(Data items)
:::

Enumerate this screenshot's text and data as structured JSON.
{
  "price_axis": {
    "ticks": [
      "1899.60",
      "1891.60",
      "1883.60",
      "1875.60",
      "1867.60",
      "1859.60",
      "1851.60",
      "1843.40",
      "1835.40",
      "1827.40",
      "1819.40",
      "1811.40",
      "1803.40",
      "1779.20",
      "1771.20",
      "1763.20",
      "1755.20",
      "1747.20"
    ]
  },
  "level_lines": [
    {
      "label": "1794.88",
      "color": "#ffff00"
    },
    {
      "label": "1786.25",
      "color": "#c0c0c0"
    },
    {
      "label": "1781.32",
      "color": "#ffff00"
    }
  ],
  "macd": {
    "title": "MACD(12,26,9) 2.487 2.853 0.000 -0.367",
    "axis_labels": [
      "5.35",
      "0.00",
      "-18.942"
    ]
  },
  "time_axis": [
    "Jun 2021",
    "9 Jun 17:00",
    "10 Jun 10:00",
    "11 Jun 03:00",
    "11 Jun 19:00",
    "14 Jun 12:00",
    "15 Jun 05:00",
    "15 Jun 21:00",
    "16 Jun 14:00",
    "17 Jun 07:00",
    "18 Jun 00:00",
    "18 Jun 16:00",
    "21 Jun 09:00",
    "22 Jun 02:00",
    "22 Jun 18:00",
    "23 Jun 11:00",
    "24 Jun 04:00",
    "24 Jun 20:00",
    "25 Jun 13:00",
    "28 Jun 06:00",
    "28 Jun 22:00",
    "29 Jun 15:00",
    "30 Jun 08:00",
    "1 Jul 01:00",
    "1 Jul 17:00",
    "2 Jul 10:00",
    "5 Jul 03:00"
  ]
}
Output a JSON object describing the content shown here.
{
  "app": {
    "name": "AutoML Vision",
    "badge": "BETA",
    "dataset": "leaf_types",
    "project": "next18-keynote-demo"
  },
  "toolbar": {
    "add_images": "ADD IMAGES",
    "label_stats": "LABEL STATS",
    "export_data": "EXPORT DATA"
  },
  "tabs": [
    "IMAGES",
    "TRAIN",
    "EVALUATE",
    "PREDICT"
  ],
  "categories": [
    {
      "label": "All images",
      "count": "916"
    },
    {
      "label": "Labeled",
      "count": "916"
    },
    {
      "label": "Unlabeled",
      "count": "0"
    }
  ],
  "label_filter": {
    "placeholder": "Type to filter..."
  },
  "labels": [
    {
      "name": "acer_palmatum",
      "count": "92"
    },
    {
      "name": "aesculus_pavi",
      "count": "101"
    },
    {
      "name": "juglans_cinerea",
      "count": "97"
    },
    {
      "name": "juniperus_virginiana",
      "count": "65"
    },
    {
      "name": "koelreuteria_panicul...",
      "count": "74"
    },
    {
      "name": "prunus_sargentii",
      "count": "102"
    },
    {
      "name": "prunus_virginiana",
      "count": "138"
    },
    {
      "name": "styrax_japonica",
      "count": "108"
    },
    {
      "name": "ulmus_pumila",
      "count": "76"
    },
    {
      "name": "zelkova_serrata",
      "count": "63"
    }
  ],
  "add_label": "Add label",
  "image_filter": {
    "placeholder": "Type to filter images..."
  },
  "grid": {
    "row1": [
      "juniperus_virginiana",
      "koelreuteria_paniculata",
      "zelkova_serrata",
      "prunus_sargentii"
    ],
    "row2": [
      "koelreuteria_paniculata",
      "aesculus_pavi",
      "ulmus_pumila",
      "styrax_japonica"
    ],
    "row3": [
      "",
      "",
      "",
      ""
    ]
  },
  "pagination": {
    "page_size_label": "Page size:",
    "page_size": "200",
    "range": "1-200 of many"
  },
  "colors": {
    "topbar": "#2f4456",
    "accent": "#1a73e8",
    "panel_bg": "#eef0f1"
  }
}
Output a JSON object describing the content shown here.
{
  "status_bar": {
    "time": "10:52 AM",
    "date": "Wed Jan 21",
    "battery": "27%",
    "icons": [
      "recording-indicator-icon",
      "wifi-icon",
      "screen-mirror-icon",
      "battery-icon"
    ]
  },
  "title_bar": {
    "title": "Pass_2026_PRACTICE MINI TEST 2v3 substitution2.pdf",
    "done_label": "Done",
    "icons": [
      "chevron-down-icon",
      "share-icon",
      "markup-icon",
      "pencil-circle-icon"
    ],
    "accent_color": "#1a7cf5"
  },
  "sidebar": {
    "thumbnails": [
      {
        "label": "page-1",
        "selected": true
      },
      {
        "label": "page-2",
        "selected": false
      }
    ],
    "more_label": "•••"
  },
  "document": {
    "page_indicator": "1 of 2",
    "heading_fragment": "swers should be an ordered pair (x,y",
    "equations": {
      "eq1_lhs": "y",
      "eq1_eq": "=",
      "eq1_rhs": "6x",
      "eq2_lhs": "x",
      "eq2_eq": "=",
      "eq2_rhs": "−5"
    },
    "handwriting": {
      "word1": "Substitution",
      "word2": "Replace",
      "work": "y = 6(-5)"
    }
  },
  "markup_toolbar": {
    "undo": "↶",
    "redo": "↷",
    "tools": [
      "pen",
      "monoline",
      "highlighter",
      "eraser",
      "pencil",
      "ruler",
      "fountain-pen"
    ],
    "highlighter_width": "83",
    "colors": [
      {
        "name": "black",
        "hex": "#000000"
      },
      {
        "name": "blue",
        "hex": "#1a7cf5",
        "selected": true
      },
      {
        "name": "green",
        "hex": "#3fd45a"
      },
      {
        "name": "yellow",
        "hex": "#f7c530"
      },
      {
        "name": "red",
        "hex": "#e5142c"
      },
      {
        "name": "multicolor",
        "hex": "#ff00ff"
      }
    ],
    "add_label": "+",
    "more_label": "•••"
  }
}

:::

**BRIEF**
Copy out each line exactly.

**PROBLEM SOLUTION**
Enumerate this screenshot's text and data as structured JSON.
{
  "price_axis": {
    "ticks": [
      "1899.60",
      "1891.60",
      "1883.60",
      "1875.60",
      "1867.60",
      "1859.60",
      "1851.60",
      "1843.40",
      "1835.40",
      "1827.40",
      "1819.40",
      "1811.40",
      "1803.40",
      "1779.20",
      "1771.20",
      "1763.20",
      "1755.20",
      "1747.20"
    ]
  },
  "level_lines": [
    {
      "label": "1794.88",
      "color": "#ffff00"
    },
    {
      "label": "1786.25",
      "color": "#c0c0c0"
    },
    {
      "label": "1781.32",
      "color": "#ffff00"
    }
  ],
  "macd": {
    "title": "MACD(12,26,9) 2.487 2.853 0.000 -0.367",
    "axis_labels": [
      "5.35",
      "0.00",
      "-18.942"
    ]
  },
  "time_axis": [
    "Jun 2021",
    "9 Jun 17:00",
    "10 Jun 10:00",
    "11 Jun 03:00",
    "11 Jun 19:00",
    "14 Jun 12:00",
    "15 Jun 05:00",
    "15 Jun 21:00",
    "16 Jun 14:00",
    "17 Jun 07:00",
    "18 Jun 00:00",
    "18 Jun 16:00",
    "21 Jun 09:00",
    "22 Jun 02:00",
    "22 Jun 18:00",
    "23 Jun 11:00",
    "24 Jun 04:00",
    "24 Jun 20:00",
    "25 Jun 13:00",
    "28 Jun 06:00",
    "28 Jun 22:00",
    "29 Jun 15:00",
    "30 Jun 08:00",
    "1 Jul 01:00",
    "1 Jul 17:00",
    "2 Jul 10:00",
    "5 Jul 03:00"
  ]
}
Output a JSON object describing the content shown here.
{
  "app": {
    "name": "AutoML Vision",
    "badge": "BETA",
    "dataset": "leaf_types",
    "project": "next18-keynote-demo"
  },
  "toolbar": {
    "add_images": "ADD IMAGES",
    "label_stats": "LABEL STATS",
    "export_data": "EXPORT DATA"
  },
  "tabs": [
    "IMAGES",
    "TRAIN",
    "EVALUATE",
    "PREDICT"
  ],
  "categories": [
    {
      "label": "All images",
      "count": "916"
    },
    {
      "label": "Labeled",
      "count": "916"
    },
    {
      "label": "Unlabeled",
      "count": "0"
    }
  ],
  "label_filter": {
    "placeholder": "Type to filter..."
  },
  "labels": [
    {
      "name": "acer_palmatum",
      "count": "92"
    },
    {
      "name": "aesculus_pavi",
      "count": "101"
    },
    {
      "name": "juglans_cinerea",
      "count": "97"
    },
    {
      "name": "juniperus_virginiana",
      "count": "65"
    },
    {
      "name": "koelreuteria_panicul...",
      "count": "74"
    },
    {
      "name": "prunus_sargentii",
      "count": "102"
    },
    {
      "name": "prunus_virginiana",
      "count": "138"
    },
    {
      "name": "styrax_japonica",
      "count": "108"
    },
    {
      "name": "ulmus_pumila",
      "count": "76"
    },
    {
      "name": "zelkova_serrata",
      "count": "63"
    }
  ],
  "add_label": "Add label",
  "image_filter": {
    "placeholder": "Type to filter images..."
  },
  "grid": {
    "row1": [
      "juniperus_virginiana",
      "koelreuteria_paniculata",
      "zelkova_serrata",
      "prunus_sargentii"
    ],
    "row2": [
      "koelreuteria_paniculata",
      "aesculus_pavi",
      "ulmus_pumila",
      "styrax_japonica"
    ],
    "row3": [
      "",
      "",
      "",
      ""
    ]
  },
  "pagination": {
    "page_size_label": "Page size:",
    "page_size": "200",
    "range": "1-200 of many"
  },
  "colors": {
    "topbar": "#2f4456",
    "accent": "#1a73e8",
    "panel_bg": "#eef0f1"
  }
}
Output a JSON object describing the content shown here.
{
  "status_bar": {
    "time": "10:52 AM",
    "date": "Wed Jan 21",
    "battery": "27%",
    "icons": [
      "recording-indicator-icon",
      "wifi-icon",
      "screen-mirror-icon",
      "battery-icon"
    ]
  },
  "title_bar": {
    "title": "Pass_2026_PRACTICE MINI TEST 2v3 substitution2.pdf",
    "done_label": "Done",
    "icons": [
      "chevron-down-icon",
      "share-icon",
      "markup-icon",
      "pencil-circle-icon"
    ],
    "accent_color": "#1a7cf5"
  },
  "sidebar": {
    "thumbnails": [
      {
        "label": "page-1",
        "selected": true
      },
      {
        "label": "page-2",
        "selected": false
      }
    ],
    "more_label": "•••"
  },
  "document": {
    "page_indicator": "1 of 2",
    "heading_fragment": "swers should be an ordered pair (x,y",
    "equations": {
      "eq1_lhs": "y",
      "eq1_eq": "=",
      "eq1_rhs": "6x",
      "eq2_lhs": "x",
      "eq2_eq": "=",
      "eq2_rhs": "−5"
    },
    "handwriting": {
      "word1": "Substitution",
      "word2": "Replace",
      "work": "y = 6(-5)"
    }
  },
  "markup_toolbar": {
    "undo": "↶",
    "redo": "↷",
    "tools": [
      "pen",
      "monoline",
      "highlighter",
      "eraser",
      "pencil",
      "ruler",
      "fountain-pen"
    ],
    "highlighter_width": "83",
    "colors": [
      {
        "name": "black",
        "hex": "#000000"
      },
      {
        "name": "blue",
        "hex": "#1a7cf5",
        "selected": true
      },
      {
        "name": "green",
        "hex": "#3fd45a"
      },
      {
        "name": "yellow",
        "hex": "#f7c530"
      },
      {
        "name": "red",
        "hex": "#e5142c"
      },
      {
        "name": "multicolor",
        "hex": "#ff00ff"
      }
    ],
    "add_label": "+",
    "more_label": "•••"
  }
}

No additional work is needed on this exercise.